Exercise instructions: Copy the entries verbatim, starting at the line containing "Itemize the components" and ending at the line containing "significance-label: ab: [552, 183, 601, 234]".

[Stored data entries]
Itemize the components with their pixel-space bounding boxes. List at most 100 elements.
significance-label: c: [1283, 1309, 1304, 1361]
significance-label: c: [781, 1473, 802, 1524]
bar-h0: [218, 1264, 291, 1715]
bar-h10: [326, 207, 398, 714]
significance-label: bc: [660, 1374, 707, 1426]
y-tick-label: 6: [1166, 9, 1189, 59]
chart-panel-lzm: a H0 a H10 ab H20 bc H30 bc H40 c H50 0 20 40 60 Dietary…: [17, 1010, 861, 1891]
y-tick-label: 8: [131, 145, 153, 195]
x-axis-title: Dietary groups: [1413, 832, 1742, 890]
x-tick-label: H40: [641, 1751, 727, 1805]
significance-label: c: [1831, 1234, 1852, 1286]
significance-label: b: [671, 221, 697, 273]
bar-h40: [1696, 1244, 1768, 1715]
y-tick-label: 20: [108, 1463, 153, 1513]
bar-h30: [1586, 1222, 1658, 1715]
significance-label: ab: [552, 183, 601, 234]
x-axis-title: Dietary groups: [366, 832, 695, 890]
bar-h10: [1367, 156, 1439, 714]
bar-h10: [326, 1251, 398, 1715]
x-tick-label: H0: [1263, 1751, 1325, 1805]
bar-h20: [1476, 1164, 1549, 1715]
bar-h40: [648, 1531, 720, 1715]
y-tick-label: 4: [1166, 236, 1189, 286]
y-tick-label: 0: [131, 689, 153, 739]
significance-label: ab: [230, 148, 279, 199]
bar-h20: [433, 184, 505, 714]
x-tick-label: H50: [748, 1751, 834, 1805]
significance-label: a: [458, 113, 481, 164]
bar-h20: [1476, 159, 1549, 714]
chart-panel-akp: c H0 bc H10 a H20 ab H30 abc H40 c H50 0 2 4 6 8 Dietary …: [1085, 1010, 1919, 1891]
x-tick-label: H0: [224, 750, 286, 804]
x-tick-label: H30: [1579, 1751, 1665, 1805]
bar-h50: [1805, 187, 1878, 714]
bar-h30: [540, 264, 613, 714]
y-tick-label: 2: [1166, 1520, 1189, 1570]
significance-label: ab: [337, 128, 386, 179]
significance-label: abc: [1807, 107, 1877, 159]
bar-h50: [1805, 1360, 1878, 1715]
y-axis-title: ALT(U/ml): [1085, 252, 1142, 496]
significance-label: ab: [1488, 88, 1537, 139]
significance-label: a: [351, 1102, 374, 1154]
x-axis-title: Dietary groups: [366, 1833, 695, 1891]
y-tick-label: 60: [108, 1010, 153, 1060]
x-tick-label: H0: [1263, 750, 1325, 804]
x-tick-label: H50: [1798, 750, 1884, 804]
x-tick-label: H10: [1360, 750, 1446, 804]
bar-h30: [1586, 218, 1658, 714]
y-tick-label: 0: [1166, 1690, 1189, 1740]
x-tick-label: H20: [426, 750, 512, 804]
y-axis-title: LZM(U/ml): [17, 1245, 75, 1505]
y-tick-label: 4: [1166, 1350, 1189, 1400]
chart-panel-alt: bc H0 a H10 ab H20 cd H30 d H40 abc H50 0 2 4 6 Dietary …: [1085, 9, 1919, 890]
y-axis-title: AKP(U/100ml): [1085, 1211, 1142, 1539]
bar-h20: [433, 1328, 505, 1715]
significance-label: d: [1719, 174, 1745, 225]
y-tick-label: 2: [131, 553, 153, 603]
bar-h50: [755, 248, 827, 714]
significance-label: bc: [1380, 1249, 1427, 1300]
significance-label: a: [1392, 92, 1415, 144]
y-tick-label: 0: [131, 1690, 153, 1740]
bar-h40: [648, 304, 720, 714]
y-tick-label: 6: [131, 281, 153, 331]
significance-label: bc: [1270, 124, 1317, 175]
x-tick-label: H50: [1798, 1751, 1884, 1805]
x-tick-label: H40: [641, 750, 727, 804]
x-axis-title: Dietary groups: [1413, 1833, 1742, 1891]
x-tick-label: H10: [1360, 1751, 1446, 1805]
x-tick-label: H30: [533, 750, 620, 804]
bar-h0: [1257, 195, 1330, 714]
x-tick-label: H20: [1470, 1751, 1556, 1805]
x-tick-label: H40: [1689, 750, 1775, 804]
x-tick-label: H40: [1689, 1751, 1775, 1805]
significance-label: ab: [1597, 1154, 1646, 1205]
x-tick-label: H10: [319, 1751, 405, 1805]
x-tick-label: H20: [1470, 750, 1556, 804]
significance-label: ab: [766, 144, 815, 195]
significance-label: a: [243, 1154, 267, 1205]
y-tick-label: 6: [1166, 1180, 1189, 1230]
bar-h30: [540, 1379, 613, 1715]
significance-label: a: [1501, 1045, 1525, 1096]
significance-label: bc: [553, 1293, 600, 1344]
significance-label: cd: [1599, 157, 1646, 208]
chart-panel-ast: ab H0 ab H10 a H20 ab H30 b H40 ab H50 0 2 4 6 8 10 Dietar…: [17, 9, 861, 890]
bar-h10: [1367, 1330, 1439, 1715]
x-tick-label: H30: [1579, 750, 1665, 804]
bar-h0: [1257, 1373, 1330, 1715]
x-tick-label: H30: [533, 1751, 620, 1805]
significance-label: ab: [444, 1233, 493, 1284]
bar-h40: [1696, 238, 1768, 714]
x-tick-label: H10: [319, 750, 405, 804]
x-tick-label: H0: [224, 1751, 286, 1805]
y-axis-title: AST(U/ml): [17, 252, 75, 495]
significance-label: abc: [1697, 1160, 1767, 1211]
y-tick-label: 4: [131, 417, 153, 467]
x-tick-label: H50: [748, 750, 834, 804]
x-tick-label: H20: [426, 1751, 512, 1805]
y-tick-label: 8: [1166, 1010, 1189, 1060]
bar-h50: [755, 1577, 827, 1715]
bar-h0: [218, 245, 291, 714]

...

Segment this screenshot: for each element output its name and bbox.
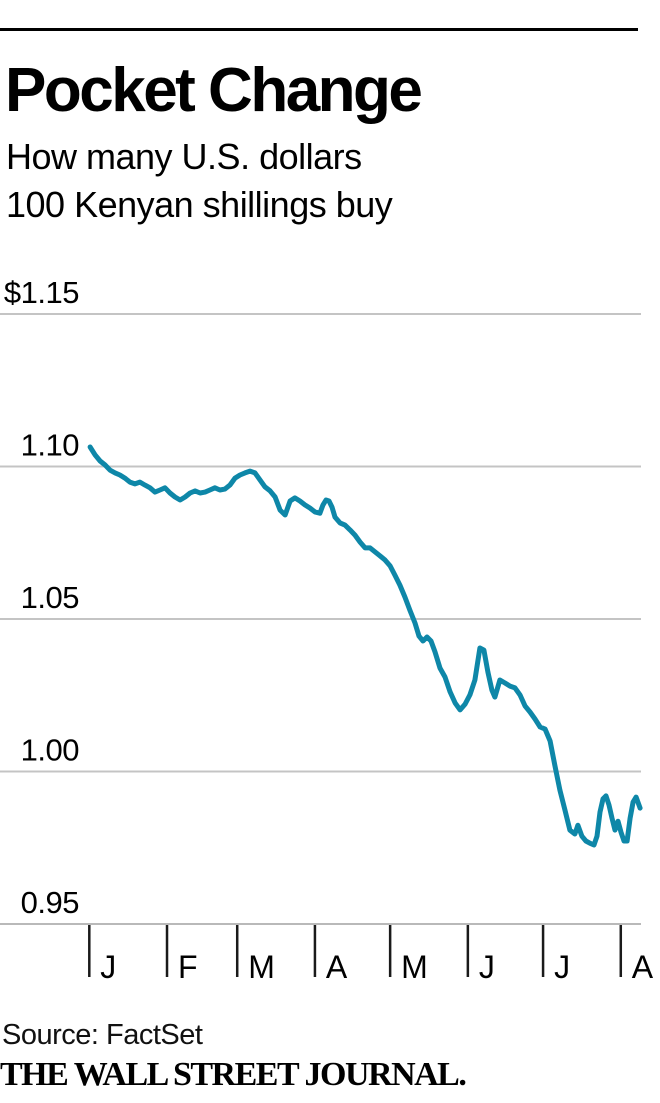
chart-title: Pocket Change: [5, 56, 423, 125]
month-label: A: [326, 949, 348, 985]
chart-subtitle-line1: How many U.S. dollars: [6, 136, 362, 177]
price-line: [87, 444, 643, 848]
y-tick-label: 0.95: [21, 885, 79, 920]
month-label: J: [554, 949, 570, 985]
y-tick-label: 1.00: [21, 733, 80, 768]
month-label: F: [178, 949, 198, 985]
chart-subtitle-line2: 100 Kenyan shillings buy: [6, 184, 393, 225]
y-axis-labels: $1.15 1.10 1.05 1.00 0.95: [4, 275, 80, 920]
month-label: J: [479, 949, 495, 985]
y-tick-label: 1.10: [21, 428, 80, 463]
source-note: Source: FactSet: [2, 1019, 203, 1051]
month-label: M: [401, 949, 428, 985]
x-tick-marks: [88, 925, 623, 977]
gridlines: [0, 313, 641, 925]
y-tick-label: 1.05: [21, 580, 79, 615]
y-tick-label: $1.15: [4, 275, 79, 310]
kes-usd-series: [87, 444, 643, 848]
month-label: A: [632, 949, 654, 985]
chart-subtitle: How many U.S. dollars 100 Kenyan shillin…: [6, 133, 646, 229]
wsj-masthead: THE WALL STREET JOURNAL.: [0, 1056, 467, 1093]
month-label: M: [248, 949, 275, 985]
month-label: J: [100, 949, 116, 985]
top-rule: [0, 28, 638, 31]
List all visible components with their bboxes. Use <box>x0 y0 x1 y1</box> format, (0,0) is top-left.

Answer for the task:
Itemize the components with their pixel-space bounding boxes. List at most 100 elements.
significance-label: c: [1283, 1309, 1304, 1361]
significance-label: c: [781, 1473, 802, 1524]
bar-h0: [218, 1264, 291, 1715]
bar-h10: [326, 207, 398, 714]
significance-label: bc: [660, 1374, 707, 1426]
y-tick-label: 6: [1166, 9, 1189, 59]
chart-panel-lzm: a H0 a H10 ab H20 bc H30 bc H40 c H50 0 20 40 60 Dietary…: [17, 1010, 861, 1891]
y-tick-label: 8: [131, 145, 153, 195]
x-axis-title: Dietary groups: [1413, 832, 1742, 890]
x-tick-label: H40: [641, 1751, 727, 1805]
significance-label: c: [1831, 1234, 1852, 1286]
significance-label: b: [671, 221, 697, 273]
bar-h40: [1696, 1244, 1768, 1715]
y-tick-label: 20: [108, 1463, 153, 1513]
bar-h30: [1586, 1222, 1658, 1715]
significance-label: ab: [552, 183, 601, 234]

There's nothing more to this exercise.